__GIVEN TASK__.
Extract the data exactly, missing nothing.

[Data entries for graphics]
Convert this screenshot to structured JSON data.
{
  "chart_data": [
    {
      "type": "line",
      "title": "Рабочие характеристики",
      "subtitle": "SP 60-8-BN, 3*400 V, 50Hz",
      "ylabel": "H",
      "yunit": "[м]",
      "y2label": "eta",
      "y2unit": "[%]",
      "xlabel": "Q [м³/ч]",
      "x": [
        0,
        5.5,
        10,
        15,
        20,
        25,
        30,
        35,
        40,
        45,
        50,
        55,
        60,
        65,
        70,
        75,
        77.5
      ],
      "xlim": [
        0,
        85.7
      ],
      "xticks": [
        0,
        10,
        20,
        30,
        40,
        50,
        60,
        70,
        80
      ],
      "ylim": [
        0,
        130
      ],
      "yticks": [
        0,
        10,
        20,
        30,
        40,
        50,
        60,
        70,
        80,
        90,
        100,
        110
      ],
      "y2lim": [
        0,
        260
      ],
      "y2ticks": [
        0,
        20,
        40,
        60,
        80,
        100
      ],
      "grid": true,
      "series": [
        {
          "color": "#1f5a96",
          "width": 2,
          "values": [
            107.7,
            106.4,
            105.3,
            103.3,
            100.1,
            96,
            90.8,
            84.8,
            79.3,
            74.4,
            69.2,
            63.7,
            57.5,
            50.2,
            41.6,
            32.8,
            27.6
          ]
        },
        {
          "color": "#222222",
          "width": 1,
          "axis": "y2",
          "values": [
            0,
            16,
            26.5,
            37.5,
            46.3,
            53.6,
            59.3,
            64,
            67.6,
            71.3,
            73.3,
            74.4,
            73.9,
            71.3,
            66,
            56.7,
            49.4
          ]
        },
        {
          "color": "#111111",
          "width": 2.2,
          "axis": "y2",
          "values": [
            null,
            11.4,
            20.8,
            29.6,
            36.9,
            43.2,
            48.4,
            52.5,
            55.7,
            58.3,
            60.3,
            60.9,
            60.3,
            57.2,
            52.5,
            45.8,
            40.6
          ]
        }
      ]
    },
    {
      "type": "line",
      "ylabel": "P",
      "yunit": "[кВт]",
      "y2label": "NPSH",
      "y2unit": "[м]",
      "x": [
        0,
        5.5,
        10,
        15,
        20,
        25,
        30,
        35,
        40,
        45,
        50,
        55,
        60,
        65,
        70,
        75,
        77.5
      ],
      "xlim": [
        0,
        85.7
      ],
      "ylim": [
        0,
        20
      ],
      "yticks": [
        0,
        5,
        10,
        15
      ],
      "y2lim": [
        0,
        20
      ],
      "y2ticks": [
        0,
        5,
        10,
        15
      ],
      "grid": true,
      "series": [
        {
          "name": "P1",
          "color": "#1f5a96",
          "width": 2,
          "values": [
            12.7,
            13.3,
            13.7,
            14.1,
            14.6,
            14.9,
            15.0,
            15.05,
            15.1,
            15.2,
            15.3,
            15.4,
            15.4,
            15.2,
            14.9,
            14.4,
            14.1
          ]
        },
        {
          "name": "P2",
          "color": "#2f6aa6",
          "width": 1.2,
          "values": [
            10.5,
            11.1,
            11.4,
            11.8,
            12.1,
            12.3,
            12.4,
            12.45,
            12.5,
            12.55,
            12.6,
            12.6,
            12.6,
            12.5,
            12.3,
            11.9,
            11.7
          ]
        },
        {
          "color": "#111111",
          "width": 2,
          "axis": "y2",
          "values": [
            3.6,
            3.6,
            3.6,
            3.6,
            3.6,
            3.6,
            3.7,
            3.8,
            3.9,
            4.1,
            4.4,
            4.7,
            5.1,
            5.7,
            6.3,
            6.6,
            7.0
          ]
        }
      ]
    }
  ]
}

__RESPONSE TO THIS TASK__.
Convert this screenshot to structured JSON data.
{
  "chart_data": [
    {
      "type": "line",
      "title": "Рабочие характеристики",
      "subtitle": "SP 60-8-BN, 3*400 V, 50Hz",
      "ylabel": "H",
      "yunit": "[м]",
      "y2label": "eta",
      "y2unit": "[%]",
      "xlabel": "Q [м³/ч]",
      "x": [
        0,
        5.5,
        10,
        15,
        20,
        25,
        30,
        35,
        40,
        45,
        50,
        55,
        60,
        65,
        70,
        75,
        77.5
      ],
      "xlim": [
        0,
        85.7
      ],
      "xticks": [
        0,
        10,
        20,
        30,
        40,
        50,
        60,
        70,
        80
      ],
      "ylim": [
        0,
        130
      ],
      "yticks": [
        0,
        10,
        20,
        30,
        40,
        50,
        60,
        70,
        80,
        90,
        100,
        110
      ],
      "y2lim": [
        0,
        260
      ],
      "y2ticks": [
        0,
        20,
        40,
        60,
        80,
        100
      ],
      "grid": true,
      "series": [
        {
          "color": "#1f5a96",
          "width": 2,
          "values": [
            107.7,
            106.4,
            105.3,
            103.3,
            100.1,
            96,
            90.8,
            84.8,
            79.3,
            74.4,
            69.2,
            63.7,
            57.5,
            50.2,
            41.6,
            32.8,
            27.6
          ]
        },
        {
          "color": "#222222",
          "width": 1,
          "axis": "y2",
          "values": [
            0,
            16,
            26.5,
            37.5,
            46.3,
            53.6,
            59.3,
            64,
            67.6,
            71.3,
            73.3,
            74.4,
            73.9,
            71.3,
            66,
            56.7,
            49.4
          ]
        },
        {
          "color": "#111111",
          "width": 2.2,
          "axis": "y2",
          "values": [
            null,
            11.4,
            20.8,
            29.6,
            36.9,
            43.2,
            48.4,
            52.5,
            55.7,
            58.3,
            60.3,
            60.9,
            60.3,
            57.2,
            52.5,
            45.8,
            40.6
          ]
        }
      ]
    },
    {
      "type": "line",
      "ylabel": "P",
      "yunit": "[кВт]",
      "y2label": "NPSH",
      "y2unit": "[м]",
      "x": [
        0,
        5.5,
        10,
        15,
        20,
        25,
        30,
        35,
        40,
        45,
        50,
        55,
        60,
        65,
        70,
        75,
        77.5
      ],
      "xlim": [
        0,
        85.7
      ],
      "ylim": [
        0,
        20
      ],
      "yticks": [
        0,
        5,
        10,
        15
      ],
      "y2lim": [
        0,
        20
      ],
      "y2ticks": [
        0,
        5,
        10,
        15
      ],
      "grid": true,
      "series": [
        {
          "name": "P1",
          "color": "#1f5a96",
          "width": 2,
          "values": [
            12.7,
            13.3,
            13.7,
            14.1,
            14.6,
            14.9,
            15.0,
            15.05,
            15.1,
            15.2,
            15.3,
            15.4,
            15.4,
            15.2,
            14.9,
            14.4,
            14.1
          ]
        },
        {
          "name": "P2",
          "color": "#2f6aa6",
          "width": 1.2,
          "values": [
            10.5,
            11.1,
            11.4,
            11.8,
            12.1,
            12.3,
            12.4,
            12.45,
            12.5,
            12.55,
            12.6,
            12.6,
            12.6,
            12.5,
            12.3,
            11.9,
            11.7
          ]
        },
        {
          "color": "#111111",
          "width": 2,
          "axis": "y2",
          "values": [
            3.6,
            3.6,
            3.6,
            3.6,
            3.6,
            3.6,
            3.7,
            3.8,
            3.9,
            4.1,
            4.4,
            4.7,
            5.1,
            5.7,
            6.3,
            6.6,
            7.0
          ]
        }
      ]
    }
  ]
}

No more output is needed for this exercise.